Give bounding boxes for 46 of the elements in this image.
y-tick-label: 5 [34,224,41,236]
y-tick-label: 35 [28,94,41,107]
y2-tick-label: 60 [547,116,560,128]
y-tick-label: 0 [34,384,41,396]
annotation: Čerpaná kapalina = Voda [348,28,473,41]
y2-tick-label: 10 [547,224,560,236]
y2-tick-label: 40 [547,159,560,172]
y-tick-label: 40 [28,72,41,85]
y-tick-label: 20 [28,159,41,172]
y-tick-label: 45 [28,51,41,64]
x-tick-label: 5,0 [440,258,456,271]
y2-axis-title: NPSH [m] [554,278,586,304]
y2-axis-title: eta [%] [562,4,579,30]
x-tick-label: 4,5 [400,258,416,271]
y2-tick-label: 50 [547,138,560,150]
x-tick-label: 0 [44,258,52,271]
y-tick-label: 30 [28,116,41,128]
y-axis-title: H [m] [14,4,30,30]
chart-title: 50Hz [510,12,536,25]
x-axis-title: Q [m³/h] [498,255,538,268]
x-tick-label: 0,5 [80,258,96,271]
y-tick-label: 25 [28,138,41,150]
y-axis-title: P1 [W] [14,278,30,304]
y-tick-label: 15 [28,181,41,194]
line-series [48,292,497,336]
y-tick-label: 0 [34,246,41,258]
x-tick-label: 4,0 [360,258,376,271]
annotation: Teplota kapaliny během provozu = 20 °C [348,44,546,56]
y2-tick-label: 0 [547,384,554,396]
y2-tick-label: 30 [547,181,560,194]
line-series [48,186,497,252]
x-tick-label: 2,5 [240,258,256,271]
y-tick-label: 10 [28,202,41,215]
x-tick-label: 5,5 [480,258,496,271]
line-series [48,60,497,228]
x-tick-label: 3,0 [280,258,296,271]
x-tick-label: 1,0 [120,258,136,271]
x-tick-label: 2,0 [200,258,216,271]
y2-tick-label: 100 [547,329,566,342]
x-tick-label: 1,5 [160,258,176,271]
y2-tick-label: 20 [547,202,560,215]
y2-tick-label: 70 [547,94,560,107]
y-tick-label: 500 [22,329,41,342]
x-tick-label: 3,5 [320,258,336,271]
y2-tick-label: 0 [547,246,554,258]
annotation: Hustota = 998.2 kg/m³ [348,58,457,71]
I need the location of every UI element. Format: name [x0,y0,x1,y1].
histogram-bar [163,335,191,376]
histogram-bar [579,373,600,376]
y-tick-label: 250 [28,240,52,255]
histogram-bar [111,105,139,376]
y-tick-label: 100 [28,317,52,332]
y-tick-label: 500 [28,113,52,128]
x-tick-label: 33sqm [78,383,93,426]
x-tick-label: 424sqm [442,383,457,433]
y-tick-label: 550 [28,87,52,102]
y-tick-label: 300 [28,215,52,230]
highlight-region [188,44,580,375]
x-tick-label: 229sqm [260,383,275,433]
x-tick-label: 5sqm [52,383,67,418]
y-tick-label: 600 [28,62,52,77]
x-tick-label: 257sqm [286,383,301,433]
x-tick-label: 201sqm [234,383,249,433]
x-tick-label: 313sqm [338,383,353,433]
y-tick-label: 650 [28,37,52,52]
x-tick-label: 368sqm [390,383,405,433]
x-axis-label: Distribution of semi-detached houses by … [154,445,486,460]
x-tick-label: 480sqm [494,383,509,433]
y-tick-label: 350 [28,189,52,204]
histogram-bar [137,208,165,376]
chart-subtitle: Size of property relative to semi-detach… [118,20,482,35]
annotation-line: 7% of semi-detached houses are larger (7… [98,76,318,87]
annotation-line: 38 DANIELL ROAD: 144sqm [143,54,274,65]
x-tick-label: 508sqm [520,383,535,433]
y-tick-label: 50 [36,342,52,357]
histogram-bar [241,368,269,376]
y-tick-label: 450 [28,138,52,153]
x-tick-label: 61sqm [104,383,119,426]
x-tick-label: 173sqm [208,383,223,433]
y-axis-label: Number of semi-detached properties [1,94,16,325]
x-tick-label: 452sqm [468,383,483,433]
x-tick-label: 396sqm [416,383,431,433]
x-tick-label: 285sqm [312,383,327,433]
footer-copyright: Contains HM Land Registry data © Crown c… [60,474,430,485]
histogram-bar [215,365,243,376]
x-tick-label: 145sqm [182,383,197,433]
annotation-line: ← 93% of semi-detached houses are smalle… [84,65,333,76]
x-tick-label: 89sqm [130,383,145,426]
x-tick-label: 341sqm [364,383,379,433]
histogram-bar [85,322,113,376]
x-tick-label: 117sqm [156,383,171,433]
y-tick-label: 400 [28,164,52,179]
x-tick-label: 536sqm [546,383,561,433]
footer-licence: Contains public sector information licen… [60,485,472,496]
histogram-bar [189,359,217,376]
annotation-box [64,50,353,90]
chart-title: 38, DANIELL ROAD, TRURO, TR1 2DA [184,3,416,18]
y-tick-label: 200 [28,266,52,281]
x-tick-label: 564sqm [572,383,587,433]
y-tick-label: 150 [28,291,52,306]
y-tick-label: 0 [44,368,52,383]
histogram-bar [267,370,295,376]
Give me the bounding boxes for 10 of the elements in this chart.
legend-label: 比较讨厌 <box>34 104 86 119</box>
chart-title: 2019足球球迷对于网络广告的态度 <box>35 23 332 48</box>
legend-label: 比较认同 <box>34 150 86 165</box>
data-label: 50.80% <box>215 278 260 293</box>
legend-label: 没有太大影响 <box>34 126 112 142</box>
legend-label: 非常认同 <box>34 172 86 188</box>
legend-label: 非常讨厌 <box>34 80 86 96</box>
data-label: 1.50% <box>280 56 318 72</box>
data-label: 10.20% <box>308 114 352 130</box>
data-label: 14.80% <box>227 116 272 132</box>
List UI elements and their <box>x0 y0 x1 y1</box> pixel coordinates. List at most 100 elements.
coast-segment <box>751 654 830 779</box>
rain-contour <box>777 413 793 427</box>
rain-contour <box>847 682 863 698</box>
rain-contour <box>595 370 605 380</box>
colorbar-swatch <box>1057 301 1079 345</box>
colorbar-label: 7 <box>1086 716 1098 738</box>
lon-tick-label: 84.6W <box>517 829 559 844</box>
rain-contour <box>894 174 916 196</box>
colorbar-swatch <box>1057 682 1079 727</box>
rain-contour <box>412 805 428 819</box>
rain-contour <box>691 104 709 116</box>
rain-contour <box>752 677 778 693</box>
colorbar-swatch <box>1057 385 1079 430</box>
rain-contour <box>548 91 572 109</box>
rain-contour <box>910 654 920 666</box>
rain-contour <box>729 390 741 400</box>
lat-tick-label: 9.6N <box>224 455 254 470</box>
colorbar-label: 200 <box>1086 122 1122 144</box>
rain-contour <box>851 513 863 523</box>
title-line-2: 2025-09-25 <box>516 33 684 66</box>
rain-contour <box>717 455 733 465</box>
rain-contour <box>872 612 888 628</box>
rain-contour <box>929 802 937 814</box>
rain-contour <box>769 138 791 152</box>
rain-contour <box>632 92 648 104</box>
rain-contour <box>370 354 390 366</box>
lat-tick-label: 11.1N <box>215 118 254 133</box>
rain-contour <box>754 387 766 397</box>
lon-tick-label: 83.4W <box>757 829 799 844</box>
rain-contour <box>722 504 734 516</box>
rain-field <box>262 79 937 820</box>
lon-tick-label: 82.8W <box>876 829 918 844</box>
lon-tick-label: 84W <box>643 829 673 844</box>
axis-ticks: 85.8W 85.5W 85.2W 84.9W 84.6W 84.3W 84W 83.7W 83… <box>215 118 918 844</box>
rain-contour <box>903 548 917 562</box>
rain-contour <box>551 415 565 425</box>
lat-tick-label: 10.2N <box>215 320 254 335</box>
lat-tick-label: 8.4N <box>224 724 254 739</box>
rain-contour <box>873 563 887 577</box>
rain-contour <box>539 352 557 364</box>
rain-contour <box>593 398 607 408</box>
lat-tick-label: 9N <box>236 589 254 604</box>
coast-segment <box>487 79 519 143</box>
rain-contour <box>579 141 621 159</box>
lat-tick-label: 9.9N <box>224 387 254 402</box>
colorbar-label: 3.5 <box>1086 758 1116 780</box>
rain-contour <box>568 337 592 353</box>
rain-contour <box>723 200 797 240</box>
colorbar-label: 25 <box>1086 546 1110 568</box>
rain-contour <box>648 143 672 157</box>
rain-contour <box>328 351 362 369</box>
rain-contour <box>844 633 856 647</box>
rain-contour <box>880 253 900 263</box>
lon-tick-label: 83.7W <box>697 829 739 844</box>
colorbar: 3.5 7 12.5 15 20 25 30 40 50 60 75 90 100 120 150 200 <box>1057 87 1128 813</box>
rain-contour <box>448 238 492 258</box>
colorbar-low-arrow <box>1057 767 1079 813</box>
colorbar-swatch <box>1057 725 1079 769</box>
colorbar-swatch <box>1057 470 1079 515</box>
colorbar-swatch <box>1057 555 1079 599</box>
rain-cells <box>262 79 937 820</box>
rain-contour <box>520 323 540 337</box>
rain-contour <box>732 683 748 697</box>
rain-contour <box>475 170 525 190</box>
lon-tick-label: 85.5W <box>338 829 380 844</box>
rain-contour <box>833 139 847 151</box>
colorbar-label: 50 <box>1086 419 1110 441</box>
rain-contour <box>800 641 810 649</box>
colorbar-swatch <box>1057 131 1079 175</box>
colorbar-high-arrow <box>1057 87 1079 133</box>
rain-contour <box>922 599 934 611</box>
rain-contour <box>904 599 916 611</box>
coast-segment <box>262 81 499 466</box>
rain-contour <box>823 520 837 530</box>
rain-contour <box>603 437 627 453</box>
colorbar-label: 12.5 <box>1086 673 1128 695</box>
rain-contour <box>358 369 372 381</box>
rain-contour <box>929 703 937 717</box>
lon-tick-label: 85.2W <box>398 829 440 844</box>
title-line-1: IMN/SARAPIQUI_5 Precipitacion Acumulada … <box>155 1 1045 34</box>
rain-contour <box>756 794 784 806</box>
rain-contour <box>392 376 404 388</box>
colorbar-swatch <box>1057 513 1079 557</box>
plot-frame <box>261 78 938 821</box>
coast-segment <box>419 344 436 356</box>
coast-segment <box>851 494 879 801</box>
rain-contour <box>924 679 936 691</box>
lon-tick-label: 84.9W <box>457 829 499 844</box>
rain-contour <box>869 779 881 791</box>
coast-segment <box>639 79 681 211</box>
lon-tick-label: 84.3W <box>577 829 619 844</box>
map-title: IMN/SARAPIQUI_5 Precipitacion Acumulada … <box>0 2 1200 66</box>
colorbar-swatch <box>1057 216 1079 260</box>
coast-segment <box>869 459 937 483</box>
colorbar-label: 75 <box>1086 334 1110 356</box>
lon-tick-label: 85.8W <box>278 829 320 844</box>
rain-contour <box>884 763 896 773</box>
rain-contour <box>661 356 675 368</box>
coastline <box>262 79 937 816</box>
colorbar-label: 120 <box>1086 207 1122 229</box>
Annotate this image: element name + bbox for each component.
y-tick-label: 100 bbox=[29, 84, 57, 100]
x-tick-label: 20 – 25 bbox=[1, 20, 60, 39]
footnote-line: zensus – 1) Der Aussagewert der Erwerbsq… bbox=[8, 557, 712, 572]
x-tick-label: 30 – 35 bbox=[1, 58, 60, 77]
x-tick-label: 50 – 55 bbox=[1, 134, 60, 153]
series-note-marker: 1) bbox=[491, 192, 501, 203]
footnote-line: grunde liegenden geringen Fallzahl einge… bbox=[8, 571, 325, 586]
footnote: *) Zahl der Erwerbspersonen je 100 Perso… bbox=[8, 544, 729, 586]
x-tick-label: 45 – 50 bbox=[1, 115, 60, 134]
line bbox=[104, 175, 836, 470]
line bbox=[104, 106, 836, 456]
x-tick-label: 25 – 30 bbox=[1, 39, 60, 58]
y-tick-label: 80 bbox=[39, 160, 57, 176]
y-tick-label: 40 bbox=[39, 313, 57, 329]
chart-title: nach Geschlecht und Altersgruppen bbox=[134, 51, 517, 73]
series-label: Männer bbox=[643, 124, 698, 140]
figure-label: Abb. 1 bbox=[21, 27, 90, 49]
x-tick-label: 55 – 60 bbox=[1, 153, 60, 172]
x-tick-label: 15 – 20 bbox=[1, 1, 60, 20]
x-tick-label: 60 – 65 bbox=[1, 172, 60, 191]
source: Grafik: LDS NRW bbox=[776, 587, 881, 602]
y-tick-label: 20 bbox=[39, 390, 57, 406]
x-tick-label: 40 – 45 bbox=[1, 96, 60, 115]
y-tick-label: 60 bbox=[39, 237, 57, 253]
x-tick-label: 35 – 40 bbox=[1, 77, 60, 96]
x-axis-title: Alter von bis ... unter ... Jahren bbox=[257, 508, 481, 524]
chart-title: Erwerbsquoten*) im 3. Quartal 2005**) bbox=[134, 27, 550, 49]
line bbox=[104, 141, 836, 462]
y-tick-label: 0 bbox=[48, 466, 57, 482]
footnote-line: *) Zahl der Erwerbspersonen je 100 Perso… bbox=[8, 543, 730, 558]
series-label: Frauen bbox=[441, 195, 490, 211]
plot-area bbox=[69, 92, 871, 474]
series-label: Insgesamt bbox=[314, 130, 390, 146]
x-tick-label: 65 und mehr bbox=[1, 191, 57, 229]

━━━━━━━━━━━━━━━━

* Challenge
Copy the stretch from the first of the lines above through the one containing "x-tick-label: 4,5 [400,258,416,271]", swapping "y2-tick-label" for "right-tick-label" and leaving everything else unchanged.

* The solution
Give bounding boxes for 46 of the elements in this image.
y-tick-label: 5 [34,224,41,236]
y-tick-label: 35 [28,94,41,107]
right-tick-label: 60 [547,116,560,128]
y-tick-label: 0 [34,384,41,396]
annotation: Čerpaná kapalina = Voda [348,28,473,41]
right-tick-label: 10 [547,224,560,236]
right-tick-label: 40 [547,159,560,172]
y-tick-label: 40 [28,72,41,85]
y-tick-label: 20 [28,159,41,172]
y-tick-label: 45 [28,51,41,64]
x-tick-label: 5,0 [440,258,456,271]
y2-axis-title: NPSH [m] [554,278,586,304]
y2-axis-title: eta [%] [562,4,579,30]
x-tick-label: 4,5 [400,258,416,271]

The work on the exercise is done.